**Short problem:** Give the number of lines that contain the string "document", please, and nothing else.

--- Extracted records ---

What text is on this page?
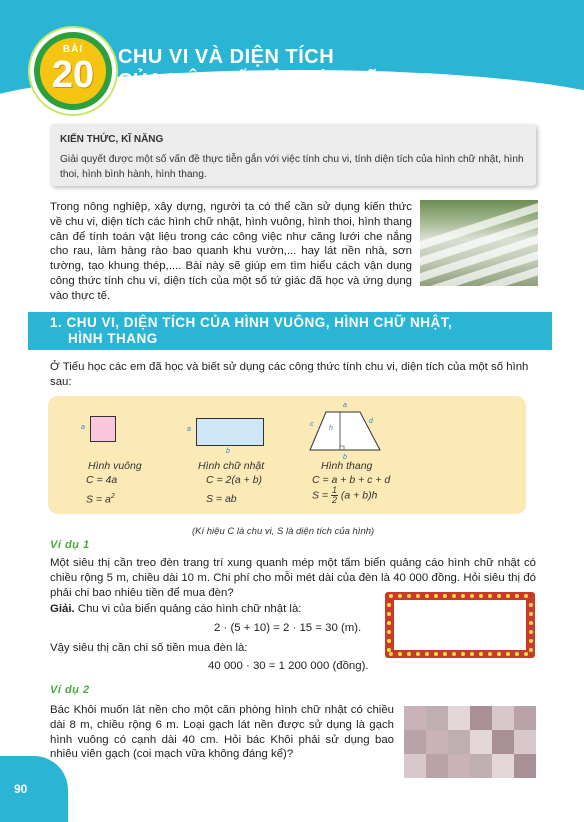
BÀI
20	CHU VI VÀ DIỆN TÍCH
CỦA MỘT SỐ TỨ GIÁC ĐÃ HỌC
KIẾN THỨC, KĨ NĂNG
Giải quyết được một số vấn đề thực tiễn gắn với việc tính chu vi, tính diện tích của hình chữ nhật, hình thoi, hình bình hành, hình thang.
Trong nông nghiệp, xây dựng, người ta có thể cần sử dụng kiến thức về chu vi, diện tích các hình chữ nhật, hình vuông, hình thoi, hình thang cân để tính toán vật liệu trong các công việc như căng lưới che nắng cho rau, làm hàng rào bao quanh khu vườn,... hay lát nền nhà, sơn tường, tạo khung thép,.... Bài này sẽ giúp em tìm hiểu cách vận dụng công thức tính chu vi, diện tích của một số tứ giác đã học và ứng dụng vào thực tế.
1. CHU VI, DIỆN TÍCH CỦA HÌNH VUÔNG, HÌNH CHỮ NHẬT,
HÌNH THANG
Ở Tiểu học các em đã học và biết sử dụng các công thức tính chu vi, diện tích của một số hình sau:
a	a
b
a
b
c	d
h
Hình vuông	Hình chữ nhật	Hình thang
C = 4a	C = 2(a + b)	C = a + b + c + d
$S = a^2$	S = ab	$S = \frac{1}{2} (a + b)h$
(Kí hiệu C là chu vi, S là diện tích của hình)
Ví dụ 1
Một siêu thị cần treo đèn trang trí xung quanh mép một tấm biển quảng cáo hình chữ nhật có chiều rộng 5 m, chiều dài 10 m. Chi phí cho mỗi mét dài của đèn là 40 000 đồng. Hỏi siêu thị đó phải chi bao nhiêu tiền để mua đèn?
Giải. Chu vi của biển quảng cáo hình chữ nhật là:
2 · (5 + 10) = 2 · 15 = 30 (m).
Vậy siêu thị cần chi số tiền mua đèn là:
40 000 · 30 = 1 200 000 (đồng).
Ví dụ 2
Bác Khôi muốn lát nền cho một căn phòng hình chữ nhật có chiều dài 8 m, chiều rộng 6 m. Loại gạch lát nền được sử dụng là gạch hình vuông có cạnh dài 40 cm. Hỏi bác Khôi phải sử dụng bao nhiêu viên gạch (coi mạch vữa không đáng kể)?
90
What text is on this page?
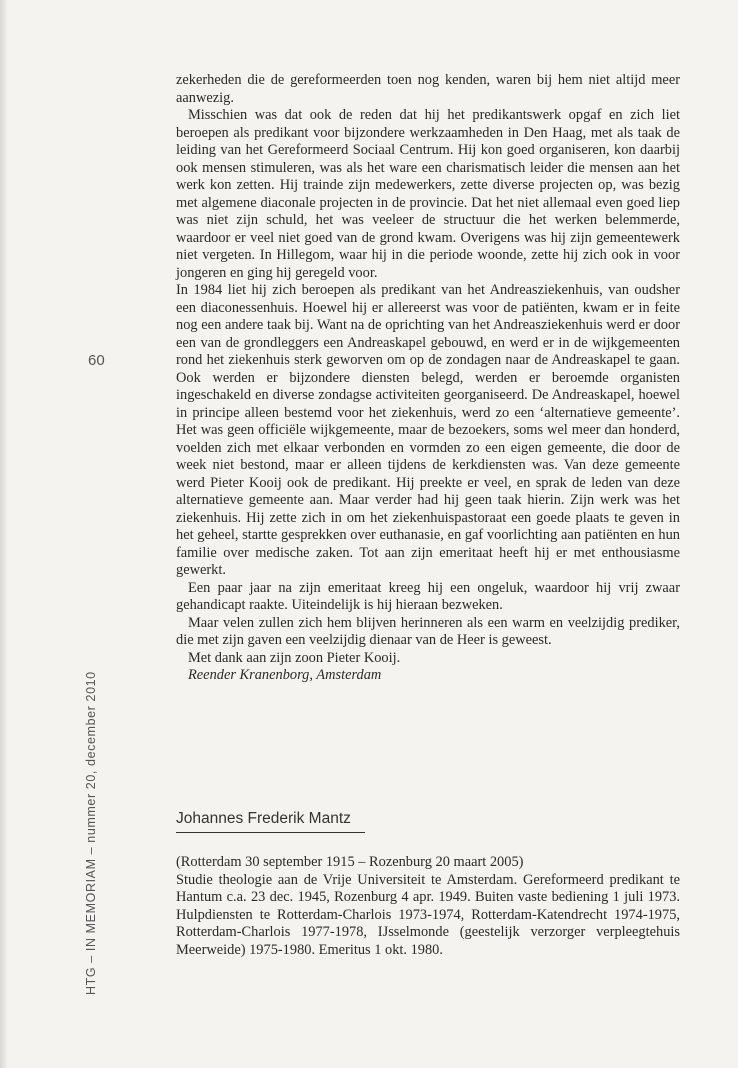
60
HTG – IN MEMORIAM – nummer 20, december 2010

zekerheden die de gereformeerden toen nog kenden, waren bij hem niet altijd meer aanwezig.

Misschien was dat ook de reden dat hij het predikantswerk opgaf en zich liet beroepen als predikant voor bijzondere werkzaamheden in Den Haag, met als taak de leiding van het Gereformeerd Sociaal Centrum. Hij kon goed organiseren, kon daarbij ook mensen stimuleren, was als het ware een charismatisch leider die mensen aan het werk kon zetten. Hij trainde zijn medewerkers, zette diverse projecten op, was bezig met algemene diaconale projecten in de provincie. Dat het niet allemaal even goed liep was niet zijn schuld, het was veeleer de structuur die het werken belemmerde, waardoor er veel niet goed van de grond kwam. Overigens was hij zijn gemeentewerk niet vergeten. In Hillegom, waar hij in die periode woonde, zette hij zich ook in voor jongeren en ging hij geregeld voor.

In 1984 liet hij zich beroepen als predikant van het Andreasziekenhuis, van oudsher een diaconessenhuis. Hoewel hij er allereerst was voor de patiënten, kwam er in feite nog een andere taak bij. Want na de oprichting van het Andreasziekenhuis werd er door een van de grondleggers een Andreaskapel gebouwd, en werd er in de wijkgemeenten rond het ziekenhuis sterk geworven om op de zondagen naar de Andreaskapel te gaan. Ook werden er bijzondere diensten belegd, werden er beroemde organisten ingeschakeld en diverse zondagse activiteiten georganiseerd. De Andreaskapel, hoewel in principe alleen bestemd voor het ziekenhuis, werd zo een ‘alternatieve gemeente’. Het was geen officiële wijkgemeente, maar de bezoekers, soms wel meer dan honderd, voelden zich met elkaar verbonden en vormden zo een eigen gemeente, die door de week niet bestond, maar er alleen tijdens de kerkdiensten was. Van deze gemeente werd Pieter Kooij ook de predikant. Hij preekte er veel, en sprak de leden van deze alternatieve gemeente aan. Maar verder had hij geen taak hierin. Zijn werk was het ziekenhuis. Hij zette zich in om het ziekenhuispastoraat een goede plaats te geven in het geheel, startte gesprekken over euthanasie, en gaf voorlichting aan patiënten en hun familie over medische zaken. Tot aan zijn emeritaat heeft hij er met enthousiasme gewerkt.

Een paar jaar na zijn emeritaat kreeg hij een ongeluk, waardoor hij vrij zwaar gehandicapt raakte. Uiteindelijk is hij hieraan bezweken.

Maar velen zullen zich hem blijven herinneren als een warm en veelzijdig prediker, die met zijn gaven een veelzijdig dienaar van de Heer is geweest.

Met dank aan zijn zoon Pieter Kooij.

Reender Kranenborg, Amsterdam

Johannes Frederik Mantz

(Rotterdam 30 september 1915 – Rozenburg 20 maart 2005)

Studie theologie aan de Vrije Universiteit te Amsterdam. Gereformeerd predikant te Hantum c.a. 23 dec. 1945, Rozenburg 4 apr. 1949. Buiten vaste bediening 1 juli 1973. Hulpdiensten te Rotterdam-Charlois 1973-1974, Rotterdam-Katendrecht 1974-1975, Rotterdam-Charlois 1977-1978, IJsselmonde (geestelijk verzorger verpleegtehuis Meerweide) 1975-1980. Emeritus 1 okt. 1980.
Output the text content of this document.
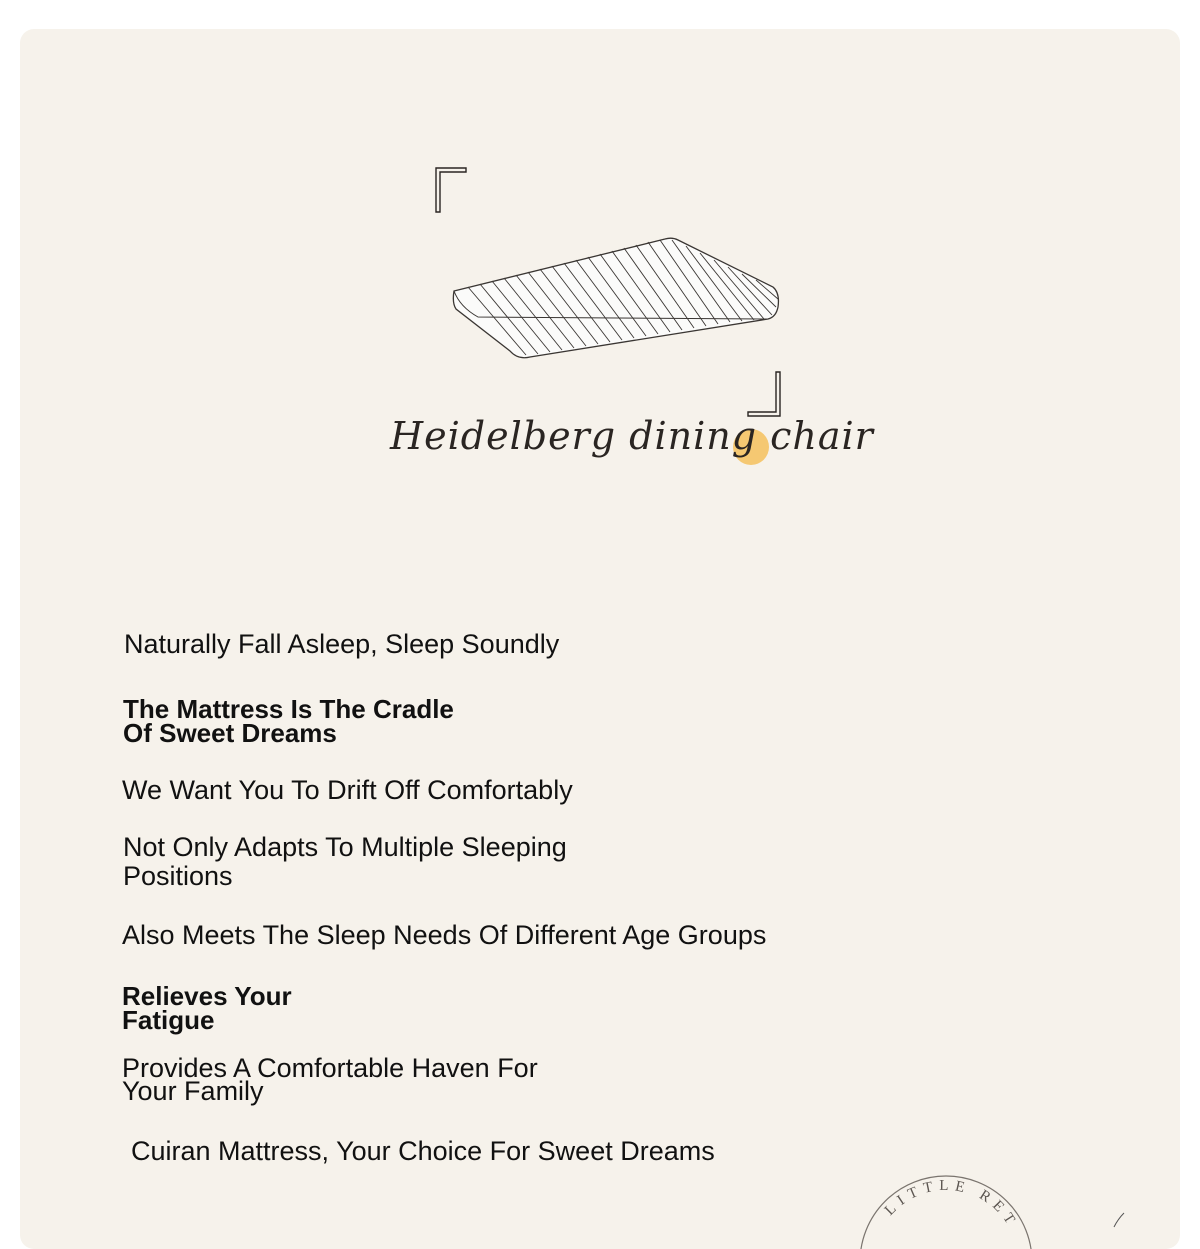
Heidelberg dining chair
Naturally Fall Asleep, Sleep Soundly
The Mattress Is The Cradle
Of Sweet Dreams
We Want You To Drift Off Comfortably
Not Only Adapts To Multiple Sleeping
Positions
Also Meets The Sleep Needs Of Different Age Groups
Relieves Your
Fatigue
Provides A Comfortable Haven For
Your Family
Cuiran Mattress, Your Choice For Sweet Dreams
LITTLE RET
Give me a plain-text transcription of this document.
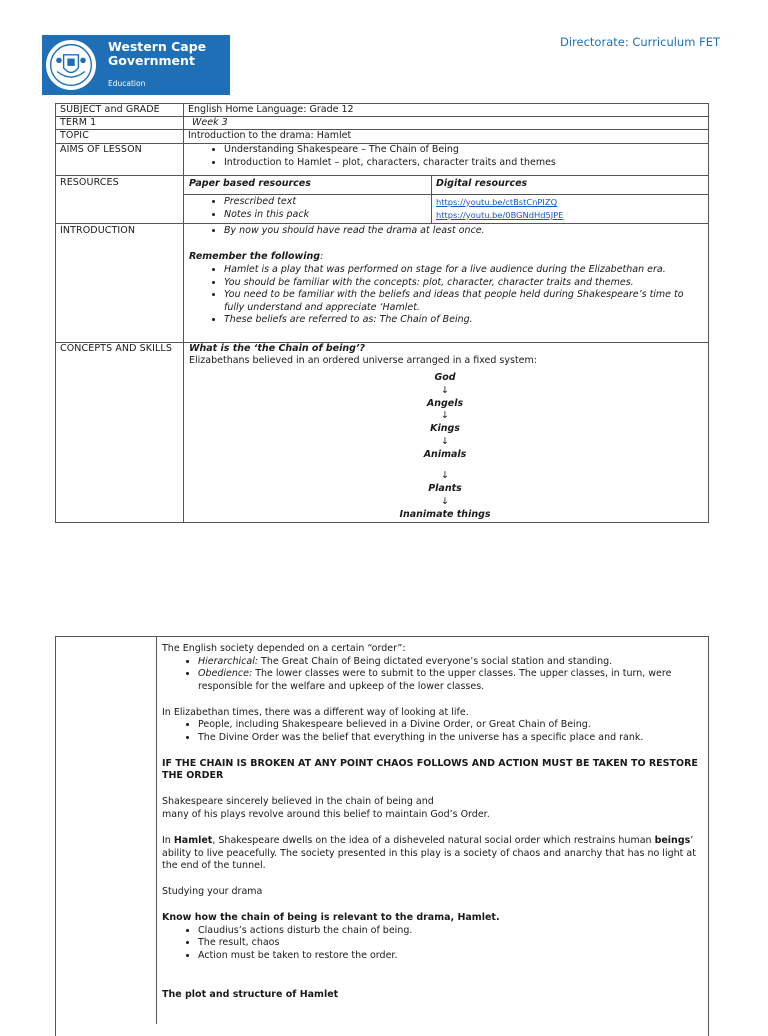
Western Cape
Government
Education
Directorate: Curriculum FET
SUBJECT and GRADE
TERM 1
TOPIC
AIMS OF LESSON
RESOURCES
INTRODUCTION
CONCEPTS AND SKILLS
English Home Language: Grade 12
Week 3
Introduction to the drama: Hamlet
• Understanding Shakespeare – The Chain of Being
• Introduction to Hamlet – plot, characters, character traits and themes
Paper based resources	Digital resources
• Prescribed text
• Notes in this pack
https://youtu.be/ctBstCnPIZQ
https://youtu.be/0BGNdHd5JPE
• By now you should have read the drama at least once.
Remember the following:
• Hamlet is a play that was performed on stage for a live audience during the Elizabethan era.
• You should be familiar with the concepts: plot, character, character traits and themes.
• You need to be familiar with the beliefs and ideas that people held during Shakespeare’s time to fully understand and appreciate ‘Hamlet.
• These beliefs are referred to as: The Chain of Being.
What is the ‘the Chain of being’?
Elizabethans believed in an ordered universe arranged in a fixed system:
God
↓
Angels
↓
Kings
↓
Animals
↓
Plants
↓
Inanimate things

The English society depended on a certain “order”:

• Hierarchical: The Great Chain of Being dictated everyone’s social station and standing.
• Obedience: The lower classes were to submit to the upper classes. The upper classes, in turn, were responsible for the welfare and upkeep of the lower classes.

In Elizabethan times, there was a different way of looking at life.

• People, including Shakespeare believed in a Divine Order, or Great Chain of Being.
• The Divine Order was the belief that everything in the universe has a specific place and rank.

IF THE CHAIN IS BROKEN AT ANY POINT CHAOS FOLLOWS AND ACTION MUST BE TAKEN TO RESTORE THE ORDER

Shakespeare sincerely believed in the chain of being and

many of his plays revolve around this belief to maintain God’s Order.

In Hamlet, Shakespeare dwells on the idea of a disheveled natural social order which restrains human beings’ ability to live peacefully. The society presented in this play is a society of chaos and anarchy that has no light at the end of the tunnel.

Studying your drama

Know how the chain of being is relevant to the drama, Hamlet.

• Claudius’s actions disturb the chain of being.
• The result, chaos
• Action must be taken to restore the order.

The plot and structure of Hamlet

---

**Full solution:** 2